▶ _Your objective_:
Produce an exact copy of all the records.

[Items from a dataset]
[start]

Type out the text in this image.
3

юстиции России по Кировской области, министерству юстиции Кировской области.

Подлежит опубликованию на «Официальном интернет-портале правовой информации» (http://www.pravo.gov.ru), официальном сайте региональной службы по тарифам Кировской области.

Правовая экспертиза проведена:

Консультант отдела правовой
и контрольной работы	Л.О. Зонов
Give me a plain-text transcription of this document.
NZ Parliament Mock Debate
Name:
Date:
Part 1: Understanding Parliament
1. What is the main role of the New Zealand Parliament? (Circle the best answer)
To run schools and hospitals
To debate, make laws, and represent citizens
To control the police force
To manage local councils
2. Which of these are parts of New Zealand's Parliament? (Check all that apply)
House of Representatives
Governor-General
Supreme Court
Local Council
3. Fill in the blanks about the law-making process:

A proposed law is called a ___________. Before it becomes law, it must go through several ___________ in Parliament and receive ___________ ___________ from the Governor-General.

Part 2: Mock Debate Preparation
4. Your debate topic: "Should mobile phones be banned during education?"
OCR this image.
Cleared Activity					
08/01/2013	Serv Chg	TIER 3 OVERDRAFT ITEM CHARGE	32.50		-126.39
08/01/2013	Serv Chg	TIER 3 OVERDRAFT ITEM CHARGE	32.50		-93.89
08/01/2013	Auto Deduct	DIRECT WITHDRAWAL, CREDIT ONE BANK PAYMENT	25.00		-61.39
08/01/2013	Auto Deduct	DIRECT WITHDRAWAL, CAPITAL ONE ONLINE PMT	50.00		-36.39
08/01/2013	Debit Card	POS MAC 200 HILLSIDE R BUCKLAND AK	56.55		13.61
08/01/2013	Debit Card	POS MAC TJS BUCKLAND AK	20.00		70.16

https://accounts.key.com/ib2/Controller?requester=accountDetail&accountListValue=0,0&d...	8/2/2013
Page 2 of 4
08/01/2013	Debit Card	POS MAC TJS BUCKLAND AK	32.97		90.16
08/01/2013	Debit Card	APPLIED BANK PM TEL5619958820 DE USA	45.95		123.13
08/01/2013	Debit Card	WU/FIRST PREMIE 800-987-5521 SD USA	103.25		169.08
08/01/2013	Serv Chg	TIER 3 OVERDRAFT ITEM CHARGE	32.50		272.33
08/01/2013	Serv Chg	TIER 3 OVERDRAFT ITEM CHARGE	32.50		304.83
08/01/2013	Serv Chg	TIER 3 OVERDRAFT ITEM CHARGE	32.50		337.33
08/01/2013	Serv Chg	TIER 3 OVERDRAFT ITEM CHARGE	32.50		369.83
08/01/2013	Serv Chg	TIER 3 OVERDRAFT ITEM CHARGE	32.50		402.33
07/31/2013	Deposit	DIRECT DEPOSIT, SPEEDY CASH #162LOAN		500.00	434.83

[end]

▶ _Solution for this task_:
Type out the text in this image.
3

юстиции России по Кировской области, министерству юстиции Кировской области.

Подлежит опубликованию на «Официальном интернет-портале правовой информации» (http://www.pravo.gov.ru), официальном сайте региональной службы по тарифам Кировской области.

Правовая экспертиза проведена:

Консультант отдела правовой
и контрольной работы	Л.О. Зонов
Give me a plain-text transcription of this document.
NZ Parliament Mock Debate
Name:
Date:
Part 1: Understanding Parliament
1. What is the main role of the New Zealand Parliament? (Circle the best answer)
To run schools and hospitals
To debate, make laws, and represent citizens
To control the police force
To manage local councils
2. Which of these are parts of New Zealand's Parliament? (Check all that apply)
House of Representatives
Governor-General
Supreme Court
Local Council
3. Fill in the blanks about the law-making process:

A proposed law is called a ___________. Before it becomes law, it must go through several ___________ in Parliament and receive ___________ ___________ from the Governor-General.

Part 2: Mock Debate Preparation
4. Your debate topic: "Should mobile phones be banned during education?"
OCR this image.
Cleared Activity					
08/01/2013	Serv Chg	TIER 3 OVERDRAFT ITEM CHARGE	32.50		-126.39
08/01/2013	Serv Chg	TIER 3 OVERDRAFT ITEM CHARGE	32.50		-93.89
08/01/2013	Auto Deduct	DIRECT WITHDRAWAL, CREDIT ONE BANK PAYMENT	25.00		-61.39
08/01/2013	Auto Deduct	DIRECT WITHDRAWAL, CAPITAL ONE ONLINE PMT	50.00		-36.39
08/01/2013	Debit Card	POS MAC 200 HILLSIDE R BUCKLAND AK	56.55		13.61
08/01/2013	Debit Card	POS MAC TJS BUCKLAND AK	20.00		70.16

https://accounts.key.com/ib2/Controller?requester=accountDetail&accountListValue=0,0&d...	8/2/2013
Page 2 of 4
08/01/2013	Debit Card	POS MAC TJS BUCKLAND AK	32.97		90.16
08/01/2013	Debit Card	APPLIED BANK PM TEL5619958820 DE USA	45.95		123.13
08/01/2013	Debit Card	WU/FIRST PREMIE 800-987-5521 SD USA	103.25		169.08
08/01/2013	Serv Chg	TIER 3 OVERDRAFT ITEM CHARGE	32.50		272.33
08/01/2013	Serv Chg	TIER 3 OVERDRAFT ITEM CHARGE	32.50		304.83
08/01/2013	Serv Chg	TIER 3 OVERDRAFT ITEM CHARGE	32.50		337.33
08/01/2013	Serv Chg	TIER 3 OVERDRAFT ITEM CHARGE	32.50		369.83
08/01/2013	Serv Chg	TIER 3 OVERDRAFT ITEM CHARGE	32.50		402.33
07/31/2013	Deposit	DIRECT DEPOSIT, SPEEDY CASH #162LOAN		500.00	434.83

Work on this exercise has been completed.